Document page records:
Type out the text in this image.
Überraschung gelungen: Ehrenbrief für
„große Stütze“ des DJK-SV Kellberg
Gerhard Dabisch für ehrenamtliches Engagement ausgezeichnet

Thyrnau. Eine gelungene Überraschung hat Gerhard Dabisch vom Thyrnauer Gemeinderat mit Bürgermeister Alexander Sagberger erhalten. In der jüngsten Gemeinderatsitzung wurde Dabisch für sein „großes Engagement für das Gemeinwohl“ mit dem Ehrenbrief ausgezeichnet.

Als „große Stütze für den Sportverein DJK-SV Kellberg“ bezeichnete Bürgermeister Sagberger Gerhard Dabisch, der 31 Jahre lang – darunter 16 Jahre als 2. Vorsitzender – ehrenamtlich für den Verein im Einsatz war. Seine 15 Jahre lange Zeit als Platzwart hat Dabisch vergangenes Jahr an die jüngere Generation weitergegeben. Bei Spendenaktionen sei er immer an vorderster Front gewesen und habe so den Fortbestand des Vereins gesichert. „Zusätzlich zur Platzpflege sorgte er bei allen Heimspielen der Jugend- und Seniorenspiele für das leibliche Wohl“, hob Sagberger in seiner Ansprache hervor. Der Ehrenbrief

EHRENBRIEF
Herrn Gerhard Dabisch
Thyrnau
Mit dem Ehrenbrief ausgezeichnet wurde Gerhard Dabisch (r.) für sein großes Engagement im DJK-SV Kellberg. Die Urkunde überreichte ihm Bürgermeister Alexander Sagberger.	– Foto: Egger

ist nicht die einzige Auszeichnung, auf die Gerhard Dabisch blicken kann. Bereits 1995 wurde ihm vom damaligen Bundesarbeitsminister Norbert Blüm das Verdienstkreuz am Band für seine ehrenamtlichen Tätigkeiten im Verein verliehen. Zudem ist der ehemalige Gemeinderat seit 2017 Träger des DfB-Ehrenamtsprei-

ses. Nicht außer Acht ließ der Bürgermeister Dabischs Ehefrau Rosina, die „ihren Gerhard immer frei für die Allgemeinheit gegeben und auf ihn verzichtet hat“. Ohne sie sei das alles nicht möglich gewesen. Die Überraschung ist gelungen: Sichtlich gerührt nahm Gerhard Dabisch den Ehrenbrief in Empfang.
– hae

Aim of the task: Give back every line of the data above exactly as written.

Solution to this task:
Type out the text in this image.
Überraschung gelungen: Ehrenbrief für
„große Stütze“ des DJK-SV Kellberg
Gerhard Dabisch für ehrenamtliches Engagement ausgezeichnet

Thyrnau. Eine gelungene Überraschung hat Gerhard Dabisch vom Thyrnauer Gemeinderat mit Bürgermeister Alexander Sagberger erhalten. In der jüngsten Gemeinderatsitzung wurde Dabisch für sein „großes Engagement für das Gemeinwohl“ mit dem Ehrenbrief ausgezeichnet.

Als „große Stütze für den Sportverein DJK-SV Kellberg“ bezeichnete Bürgermeister Sagberger Gerhard Dabisch, der 31 Jahre lang – darunter 16 Jahre als 2. Vorsitzender – ehrenamtlich für den Verein im Einsatz war. Seine 15 Jahre lange Zeit als Platzwart hat Dabisch vergangenes Jahr an die jüngere Generation weitergegeben. Bei Spendenaktionen sei er immer an vorderster Front gewesen und habe so den Fortbestand des Vereins gesichert. „Zusätzlich zur Platzpflege sorgte er bei allen Heimspielen der Jugend- und Seniorenspiele für das leibliche Wohl“, hob Sagberger in seiner Ansprache hervor. Der Ehrenbrief

EHRENBRIEF
Herrn Gerhard Dabisch
Thyrnau
Mit dem Ehrenbrief ausgezeichnet wurde Gerhard Dabisch (r.) für sein großes Engagement im DJK-SV Kellberg. Die Urkunde überreichte ihm Bürgermeister Alexander Sagberger.	– Foto: Egger

ist nicht die einzige Auszeichnung, auf die Gerhard Dabisch blicken kann. Bereits 1995 wurde ihm vom damaligen Bundesarbeitsminister Norbert Blüm das Verdienstkreuz am Band für seine ehrenamtlichen Tätigkeiten im Verein verliehen. Zudem ist der ehemalige Gemeinderat seit 2017 Träger des DfB-Ehrenamtsprei-

ses. Nicht außer Acht ließ der Bürgermeister Dabischs Ehefrau Rosina, die „ihren Gerhard immer frei für die Allgemeinheit gegeben und auf ihn verzichtet hat“. Ohne sie sei das alles nicht möglich gewesen. Die Überraschung ist gelungen: Sichtlich gerührt nahm Gerhard Dabisch den Ehrenbrief in Empfang.
– hae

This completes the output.